#### Data for processing ####

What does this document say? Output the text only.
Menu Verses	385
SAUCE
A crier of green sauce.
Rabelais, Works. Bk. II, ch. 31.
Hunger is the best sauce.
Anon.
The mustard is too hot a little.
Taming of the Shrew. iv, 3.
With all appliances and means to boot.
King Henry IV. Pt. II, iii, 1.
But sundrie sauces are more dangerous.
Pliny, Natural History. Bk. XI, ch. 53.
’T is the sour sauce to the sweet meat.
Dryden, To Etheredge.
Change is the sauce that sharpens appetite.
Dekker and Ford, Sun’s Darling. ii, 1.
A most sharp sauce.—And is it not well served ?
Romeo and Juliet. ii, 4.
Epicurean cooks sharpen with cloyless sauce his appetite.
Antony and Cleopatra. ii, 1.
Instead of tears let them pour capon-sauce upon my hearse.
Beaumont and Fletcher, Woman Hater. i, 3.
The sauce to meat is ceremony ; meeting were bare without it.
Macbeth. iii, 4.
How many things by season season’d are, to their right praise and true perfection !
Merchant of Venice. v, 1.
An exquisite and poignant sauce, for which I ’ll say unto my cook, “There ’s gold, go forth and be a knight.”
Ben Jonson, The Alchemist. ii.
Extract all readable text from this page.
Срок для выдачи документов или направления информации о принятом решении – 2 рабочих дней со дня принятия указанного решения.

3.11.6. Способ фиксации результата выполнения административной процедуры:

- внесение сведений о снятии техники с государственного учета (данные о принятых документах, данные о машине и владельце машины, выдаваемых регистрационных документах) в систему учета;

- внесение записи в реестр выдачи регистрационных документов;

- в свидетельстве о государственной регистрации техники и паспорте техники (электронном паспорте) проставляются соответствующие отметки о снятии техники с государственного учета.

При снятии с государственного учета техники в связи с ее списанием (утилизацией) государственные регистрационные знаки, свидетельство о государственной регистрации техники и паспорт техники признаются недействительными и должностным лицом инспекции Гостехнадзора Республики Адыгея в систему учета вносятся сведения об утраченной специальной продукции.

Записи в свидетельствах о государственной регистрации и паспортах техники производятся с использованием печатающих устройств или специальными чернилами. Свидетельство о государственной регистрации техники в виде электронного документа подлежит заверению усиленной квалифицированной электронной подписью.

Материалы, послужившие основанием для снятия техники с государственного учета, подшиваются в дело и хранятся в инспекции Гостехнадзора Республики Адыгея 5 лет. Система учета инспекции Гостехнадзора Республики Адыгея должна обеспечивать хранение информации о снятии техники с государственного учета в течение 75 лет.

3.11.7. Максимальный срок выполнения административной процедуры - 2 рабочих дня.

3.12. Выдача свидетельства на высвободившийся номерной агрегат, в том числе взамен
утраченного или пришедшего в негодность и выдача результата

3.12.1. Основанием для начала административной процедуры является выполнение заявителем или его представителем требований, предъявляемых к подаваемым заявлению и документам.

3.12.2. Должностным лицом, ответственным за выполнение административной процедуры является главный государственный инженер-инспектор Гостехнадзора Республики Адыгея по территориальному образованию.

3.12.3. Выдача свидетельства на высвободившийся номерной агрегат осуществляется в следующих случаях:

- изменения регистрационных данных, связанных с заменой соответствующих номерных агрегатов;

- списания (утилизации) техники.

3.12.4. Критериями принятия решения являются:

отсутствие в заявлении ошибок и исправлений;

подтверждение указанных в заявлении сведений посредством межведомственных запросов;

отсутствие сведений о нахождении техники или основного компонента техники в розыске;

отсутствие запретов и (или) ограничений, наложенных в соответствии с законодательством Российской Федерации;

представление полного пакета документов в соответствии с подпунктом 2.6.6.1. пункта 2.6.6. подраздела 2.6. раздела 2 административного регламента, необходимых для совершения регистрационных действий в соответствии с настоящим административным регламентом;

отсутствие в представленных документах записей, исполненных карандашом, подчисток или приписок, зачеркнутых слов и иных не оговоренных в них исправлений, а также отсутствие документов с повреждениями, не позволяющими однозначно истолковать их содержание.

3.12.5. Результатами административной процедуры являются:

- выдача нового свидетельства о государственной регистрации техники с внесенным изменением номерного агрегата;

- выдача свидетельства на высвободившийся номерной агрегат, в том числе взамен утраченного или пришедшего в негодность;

####

_Goal of the exercise_: Copy out the full listing exactly.

_Completed task_:
What does this document say? Output the text only.
Menu Verses	385
SAUCE
A crier of green sauce.
Rabelais, Works. Bk. II, ch. 31.
Hunger is the best sauce.
Anon.
The mustard is too hot a little.
Taming of the Shrew. iv, 3.
With all appliances and means to boot.
King Henry IV. Pt. II, iii, 1.
But sundrie sauces are more dangerous.
Pliny, Natural History. Bk. XI, ch. 53.
’T is the sour sauce to the sweet meat.
Dryden, To Etheredge.
Change is the sauce that sharpens appetite.
Dekker and Ford, Sun’s Darling. ii, 1.
A most sharp sauce.—And is it not well served ?
Romeo and Juliet. ii, 4.
Epicurean cooks sharpen with cloyless sauce his appetite.
Antony and Cleopatra. ii, 1.
Instead of tears let them pour capon-sauce upon my hearse.
Beaumont and Fletcher, Woman Hater. i, 3.
The sauce to meat is ceremony ; meeting were bare without it.
Macbeth. iii, 4.
How many things by season season’d are, to their right praise and true perfection !
Merchant of Venice. v, 1.
An exquisite and poignant sauce, for which I ’ll say unto my cook, “There ’s gold, go forth and be a knight.”
Ben Jonson, The Alchemist. ii.
Extract all readable text from this page.
Срок для выдачи документов или направления информации о принятом решении – 2 рабочих дней со дня принятия указанного решения.

3.11.6. Способ фиксации результата выполнения административной процедуры:

- внесение сведений о снятии техники с государственного учета (данные о принятых документах, данные о машине и владельце машины, выдаваемых регистрационных документах) в систему учета;

- внесение записи в реестр выдачи регистрационных документов;

- в свидетельстве о государственной регистрации техники и паспорте техники (электронном паспорте) проставляются соответствующие отметки о снятии техники с государственного учета.

При снятии с государственного учета техники в связи с ее списанием (утилизацией) государственные регистрационные знаки, свидетельство о государственной регистрации техники и паспорт техники признаются недействительными и должностным лицом инспекции Гостехнадзора Республики Адыгея в систему учета вносятся сведения об утраченной специальной продукции.

Записи в свидетельствах о государственной регистрации и паспортах техники производятся с использованием печатающих устройств или специальными чернилами. Свидетельство о государственной регистрации техники в виде электронного документа подлежит заверению усиленной квалифицированной электронной подписью.

Материалы, послужившие основанием для снятия техники с государственного учета, подшиваются в дело и хранятся в инспекции Гостехнадзора Республики Адыгея 5 лет. Система учета инспекции Гостехнадзора Республики Адыгея должна обеспечивать хранение информации о снятии техники с государственного учета в течение 75 лет.

3.11.7. Максимальный срок выполнения административной процедуры - 2 рабочих дня.

3.12. Выдача свидетельства на высвободившийся номерной агрегат, в том числе взамен
утраченного или пришедшего в негодность и выдача результата

3.12.1. Основанием для начала административной процедуры является выполнение заявителем или его представителем требований, предъявляемых к подаваемым заявлению и документам.

3.12.2. Должностным лицом, ответственным за выполнение административной процедуры является главный государственный инженер-инспектор Гостехнадзора Республики Адыгея по территориальному образованию.

3.12.3. Выдача свидетельства на высвободившийся номерной агрегат осуществляется в следующих случаях:

- изменения регистрационных данных, связанных с заменой соответствующих номерных агрегатов;

- списания (утилизации) техники.

3.12.4. Критериями принятия решения являются:

отсутствие в заявлении ошибок и исправлений;

подтверждение указанных в заявлении сведений посредством межведомственных запросов;

отсутствие сведений о нахождении техники или основного компонента техники в розыске;

отсутствие запретов и (или) ограничений, наложенных в соответствии с законодательством Российской Федерации;

представление полного пакета документов в соответствии с подпунктом 2.6.6.1. пункта 2.6.6. подраздела 2.6. раздела 2 административного регламента, необходимых для совершения регистрационных действий в соответствии с настоящим административным регламентом;

отсутствие в представленных документах записей, исполненных карандашом, подчисток или приписок, зачеркнутых слов и иных не оговоренных в них исправлений, а также отсутствие документов с повреждениями, не позволяющими однозначно истолковать их содержание.

3.12.5. Результатами административной процедуры являются:

- выдача нового свидетельства о государственной регистрации техники с внесенным изменением номерного агрегата;

- выдача свидетельства на высвободившийся номерной агрегат, в том числе взамен утраченного или пришедшего в негодность;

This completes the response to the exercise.